>>>>>

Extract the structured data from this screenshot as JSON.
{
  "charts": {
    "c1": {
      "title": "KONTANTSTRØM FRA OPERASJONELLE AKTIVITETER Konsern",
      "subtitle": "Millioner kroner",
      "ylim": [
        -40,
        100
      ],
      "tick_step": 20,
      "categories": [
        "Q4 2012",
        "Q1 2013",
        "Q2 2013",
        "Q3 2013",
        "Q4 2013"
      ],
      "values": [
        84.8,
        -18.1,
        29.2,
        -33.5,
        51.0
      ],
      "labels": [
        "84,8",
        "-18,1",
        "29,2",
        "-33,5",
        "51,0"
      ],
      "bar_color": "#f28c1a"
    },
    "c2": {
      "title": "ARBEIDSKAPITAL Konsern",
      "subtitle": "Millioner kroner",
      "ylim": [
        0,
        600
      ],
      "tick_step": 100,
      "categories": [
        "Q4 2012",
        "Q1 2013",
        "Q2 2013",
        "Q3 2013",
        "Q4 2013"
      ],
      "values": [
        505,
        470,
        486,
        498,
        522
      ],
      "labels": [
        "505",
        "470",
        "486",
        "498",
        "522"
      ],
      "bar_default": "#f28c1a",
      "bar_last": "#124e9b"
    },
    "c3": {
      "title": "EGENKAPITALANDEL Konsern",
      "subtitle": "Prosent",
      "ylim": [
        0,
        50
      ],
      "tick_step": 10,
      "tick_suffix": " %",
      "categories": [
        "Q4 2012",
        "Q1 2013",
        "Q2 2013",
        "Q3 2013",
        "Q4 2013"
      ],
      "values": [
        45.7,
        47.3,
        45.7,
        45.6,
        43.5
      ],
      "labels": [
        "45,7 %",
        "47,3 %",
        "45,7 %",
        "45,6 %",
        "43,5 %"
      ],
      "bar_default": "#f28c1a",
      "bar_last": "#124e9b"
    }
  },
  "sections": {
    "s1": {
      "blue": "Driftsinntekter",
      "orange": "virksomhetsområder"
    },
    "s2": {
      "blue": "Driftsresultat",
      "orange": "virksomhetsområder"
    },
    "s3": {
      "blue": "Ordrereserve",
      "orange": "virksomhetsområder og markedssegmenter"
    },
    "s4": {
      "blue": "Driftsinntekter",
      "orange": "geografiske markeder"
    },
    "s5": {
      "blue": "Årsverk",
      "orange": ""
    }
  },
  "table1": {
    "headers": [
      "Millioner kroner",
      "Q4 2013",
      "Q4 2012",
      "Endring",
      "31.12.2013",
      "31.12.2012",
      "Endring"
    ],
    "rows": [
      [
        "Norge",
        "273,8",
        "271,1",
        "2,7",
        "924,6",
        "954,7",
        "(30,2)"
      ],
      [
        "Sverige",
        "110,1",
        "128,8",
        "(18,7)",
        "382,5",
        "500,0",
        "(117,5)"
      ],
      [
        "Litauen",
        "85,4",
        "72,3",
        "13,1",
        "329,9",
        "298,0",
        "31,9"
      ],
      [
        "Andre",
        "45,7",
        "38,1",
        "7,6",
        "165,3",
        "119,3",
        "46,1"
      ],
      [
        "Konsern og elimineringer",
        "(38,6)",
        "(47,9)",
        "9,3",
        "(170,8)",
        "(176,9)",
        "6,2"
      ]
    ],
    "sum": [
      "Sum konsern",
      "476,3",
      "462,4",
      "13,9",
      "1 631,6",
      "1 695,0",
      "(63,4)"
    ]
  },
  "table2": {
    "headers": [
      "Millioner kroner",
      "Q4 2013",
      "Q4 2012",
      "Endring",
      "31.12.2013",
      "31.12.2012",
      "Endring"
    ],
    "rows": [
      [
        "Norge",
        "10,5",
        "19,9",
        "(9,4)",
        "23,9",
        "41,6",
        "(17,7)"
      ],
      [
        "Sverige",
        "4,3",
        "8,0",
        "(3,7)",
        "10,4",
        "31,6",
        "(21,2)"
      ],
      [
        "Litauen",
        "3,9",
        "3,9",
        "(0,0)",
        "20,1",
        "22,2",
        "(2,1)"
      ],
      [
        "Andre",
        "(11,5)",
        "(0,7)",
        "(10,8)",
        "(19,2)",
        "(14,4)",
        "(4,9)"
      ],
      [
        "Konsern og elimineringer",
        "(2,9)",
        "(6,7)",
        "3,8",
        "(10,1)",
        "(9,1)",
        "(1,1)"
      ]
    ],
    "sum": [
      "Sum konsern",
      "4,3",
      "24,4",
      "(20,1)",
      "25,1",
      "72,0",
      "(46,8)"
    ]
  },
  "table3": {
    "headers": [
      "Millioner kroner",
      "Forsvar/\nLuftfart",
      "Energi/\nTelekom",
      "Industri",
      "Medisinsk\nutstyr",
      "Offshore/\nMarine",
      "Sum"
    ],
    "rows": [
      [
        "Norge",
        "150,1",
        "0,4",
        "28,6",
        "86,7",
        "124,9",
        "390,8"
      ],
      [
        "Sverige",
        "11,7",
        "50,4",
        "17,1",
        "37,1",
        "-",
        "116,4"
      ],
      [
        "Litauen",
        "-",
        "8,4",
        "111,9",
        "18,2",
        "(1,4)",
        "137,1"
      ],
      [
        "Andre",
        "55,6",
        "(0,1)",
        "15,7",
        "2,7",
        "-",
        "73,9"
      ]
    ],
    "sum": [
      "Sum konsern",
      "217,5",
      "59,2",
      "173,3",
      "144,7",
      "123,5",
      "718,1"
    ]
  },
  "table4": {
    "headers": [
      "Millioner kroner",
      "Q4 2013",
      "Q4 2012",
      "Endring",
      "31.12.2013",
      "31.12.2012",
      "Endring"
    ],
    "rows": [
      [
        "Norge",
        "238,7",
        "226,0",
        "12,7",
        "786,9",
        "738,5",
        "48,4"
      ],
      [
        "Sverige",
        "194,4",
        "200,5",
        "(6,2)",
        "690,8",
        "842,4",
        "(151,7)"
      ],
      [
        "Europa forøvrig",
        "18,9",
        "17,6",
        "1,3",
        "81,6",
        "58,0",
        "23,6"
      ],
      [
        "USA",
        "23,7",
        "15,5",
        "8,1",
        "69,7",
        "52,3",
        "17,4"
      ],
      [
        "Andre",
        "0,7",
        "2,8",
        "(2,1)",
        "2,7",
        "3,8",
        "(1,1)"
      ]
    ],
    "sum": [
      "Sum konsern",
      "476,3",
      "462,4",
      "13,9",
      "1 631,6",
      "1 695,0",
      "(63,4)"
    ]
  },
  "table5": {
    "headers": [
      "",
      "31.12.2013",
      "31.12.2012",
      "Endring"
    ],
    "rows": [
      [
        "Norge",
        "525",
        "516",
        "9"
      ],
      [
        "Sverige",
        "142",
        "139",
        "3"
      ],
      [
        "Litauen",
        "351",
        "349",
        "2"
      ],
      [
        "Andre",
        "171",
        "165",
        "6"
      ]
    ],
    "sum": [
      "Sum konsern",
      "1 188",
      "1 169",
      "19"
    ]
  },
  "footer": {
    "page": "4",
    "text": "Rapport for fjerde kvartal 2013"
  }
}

<<<<<

Repeat the data verbatim.

SOLUTION:
Extract the structured data from this screenshot as JSON.
{
  "charts": {
    "c1": {
      "title": "KONTANTSTRØM FRA OPERASJONELLE AKTIVITETER Konsern",
      "subtitle": "Millioner kroner",
      "ylim": [
        -40,
        100
      ],
      "tick_step": 20,
      "categories": [
        "Q4 2012",
        "Q1 2013",
        "Q2 2013",
        "Q3 2013",
        "Q4 2013"
      ],
      "values": [
        84.8,
        -18.1,
        29.2,
        -33.5,
        51.0
      ],
      "labels": [
        "84,8",
        "-18,1",
        "29,2",
        "-33,5",
        "51,0"
      ],
      "bar_color": "#f28c1a"
    },
    "c2": {
      "title": "ARBEIDSKAPITAL Konsern",
      "subtitle": "Millioner kroner",
      "ylim": [
        0,
        600
      ],
      "tick_step": 100,
      "categories": [
        "Q4 2012",
        "Q1 2013",
        "Q2 2013",
        "Q3 2013",
        "Q4 2013"
      ],
      "values": [
        505,
        470,
        486,
        498,
        522
      ],
      "labels": [
        "505",
        "470",
        "486",
        "498",
        "522"
      ],
      "bar_default": "#f28c1a",
      "bar_last": "#124e9b"
    },
    "c3": {
      "title": "EGENKAPITALANDEL Konsern",
      "subtitle": "Prosent",
      "ylim": [
        0,
        50
      ],
      "tick_step": 10,
      "tick_suffix": " %",
      "categories": [
        "Q4 2012",
        "Q1 2013",
        "Q2 2013",
        "Q3 2013",
        "Q4 2013"
      ],
      "values": [
        45.7,
        47.3,
        45.7,
        45.6,
        43.5
      ],
      "labels": [
        "45,7 %",
        "47,3 %",
        "45,7 %",
        "45,6 %",
        "43,5 %"
      ],
      "bar_default": "#f28c1a",
      "bar_last": "#124e9b"
    }
  },
  "sections": {
    "s1": {
      "blue": "Driftsinntekter",
      "orange": "virksomhetsområder"
    },
    "s2": {
      "blue": "Driftsresultat",
      "orange": "virksomhetsområder"
    },
    "s3": {
      "blue": "Ordrereserve",
      "orange": "virksomhetsområder og markedssegmenter"
    },
    "s4": {
      "blue": "Driftsinntekter",
      "orange": "geografiske markeder"
    },
    "s5": {
      "blue": "Årsverk",
      "orange": ""
    }
  },
  "table1": {
    "headers": [
      "Millioner kroner",
      "Q4 2013",
      "Q4 2012",
      "Endring",
      "31.12.2013",
      "31.12.2012",
      "Endring"
    ],
    "rows": [
      [
        "Norge",
        "273,8",
        "271,1",
        "2,7",
        "924,6",
        "954,7",
        "(30,2)"
      ],
      [
        "Sverige",
        "110,1",
        "128,8",
        "(18,7)",
        "382,5",
        "500,0",
        "(117,5)"
      ],
      [
        "Litauen",
        "85,4",
        "72,3",
        "13,1",
        "329,9",
        "298,0",
        "31,9"
      ],
      [
        "Andre",
        "45,7",
        "38,1",
        "7,6",
        "165,3",
        "119,3",
        "46,1"
      ],
      [
        "Konsern og elimineringer",
        "(38,6)",
        "(47,9)",
        "9,3",
        "(170,8)",
        "(176,9)",
        "6,2"
      ]
    ],
    "sum": [
      "Sum konsern",
      "476,3",
      "462,4",
      "13,9",
      "1 631,6",
      "1 695,0",
      "(63,4)"
    ]
  },
  "table2": {
    "headers": [
      "Millioner kroner",
      "Q4 2013",
      "Q4 2012",
      "Endring",
      "31.12.2013",
      "31.12.2012",
      "Endring"
    ],
    "rows": [
      [
        "Norge",
        "10,5",
        "19,9",
        "(9,4)",
        "23,9",
        "41,6",
        "(17,7)"
      ],
      [
        "Sverige",
        "4,3",
        "8,0",
        "(3,7)",
        "10,4",
        "31,6",
        "(21,2)"
      ],
      [
        "Litauen",
        "3,9",
        "3,9",
        "(0,0)",
        "20,1",
        "22,2",
        "(2,1)"
      ],
      [
        "Andre",
        "(11,5)",
        "(0,7)",
        "(10,8)",
        "(19,2)",
        "(14,4)",
        "(4,9)"
      ],
      [
        "Konsern og elimineringer",
        "(2,9)",
        "(6,7)",
        "3,8",
        "(10,1)",
        "(9,1)",
        "(1,1)"
      ]
    ],
    "sum": [
      "Sum konsern",
      "4,3",
      "24,4",
      "(20,1)",
      "25,1",
      "72,0",
      "(46,8)"
    ]
  },
  "table3": {
    "headers": [
      "Millioner kroner",
      "Forsvar/\nLuftfart",
      "Energi/\nTelekom",
      "Industri",
      "Medisinsk\nutstyr",
      "Offshore/\nMarine",
      "Sum"
    ],
    "rows": [
      [
        "Norge",
        "150,1",
        "0,4",
        "28,6",
        "86,7",
        "124,9",
        "390,8"
      ],
      [
        "Sverige",
        "11,7",
        "50,4",
        "17,1",
        "37,1",
        "-",
        "116,4"
      ],
      [
        "Litauen",
        "-",
        "8,4",
        "111,9",
        "18,2",
        "(1,4)",
        "137,1"
      ],
      [
        "Andre",
        "55,6",
        "(0,1)",
        "15,7",
        "2,7",
        "-",
        "73,9"
      ]
    ],
    "sum": [
      "Sum konsern",
      "217,5",
      "59,2",
      "173,3",
      "144,7",
      "123,5",
      "718,1"
    ]
  },
  "table4": {
    "headers": [
      "Millioner kroner",
      "Q4 2013",
      "Q4 2012",
      "Endring",
      "31.12.2013",
      "31.12.2012",
      "Endring"
    ],
    "rows": [
      [
        "Norge",
        "238,7",
        "226,0",
        "12,7",
        "786,9",
        "738,5",
        "48,4"
      ],
      [
        "Sverige",
        "194,4",
        "200,5",
        "(6,2)",
        "690,8",
        "842,4",
        "(151,7)"
      ],
      [
        "Europa forøvrig",
        "18,9",
        "17,6",
        "1,3",
        "81,6",
        "58,0",
        "23,6"
      ],
      [
        "USA",
        "23,7",
        "15,5",
        "8,1",
        "69,7",
        "52,3",
        "17,4"
      ],
      [
        "Andre",
        "0,7",
        "2,8",
        "(2,1)",
        "2,7",
        "3,8",
        "(1,1)"
      ]
    ],
    "sum": [
      "Sum konsern",
      "476,3",
      "462,4",
      "13,9",
      "1 631,6",
      "1 695,0",
      "(63,4)"
    ]
  },
  "table5": {
    "headers": [
      "",
      "31.12.2013",
      "31.12.2012",
      "Endring"
    ],
    "rows": [
      [
        "Norge",
        "525",
        "516",
        "9"
      ],
      [
        "Sverige",
        "142",
        "139",
        "3"
      ],
      [
        "Litauen",
        "351",
        "349",
        "2"
      ],
      [
        "Andre",
        "171",
        "165",
        "6"
      ]
    ],
    "sum": [
      "Sum konsern",
      "1 188",
      "1 169",
      "19"
    ]
  },
  "footer": {
    "page": "4",
    "text": "Rapport for fjerde kvartal 2013"
  }
}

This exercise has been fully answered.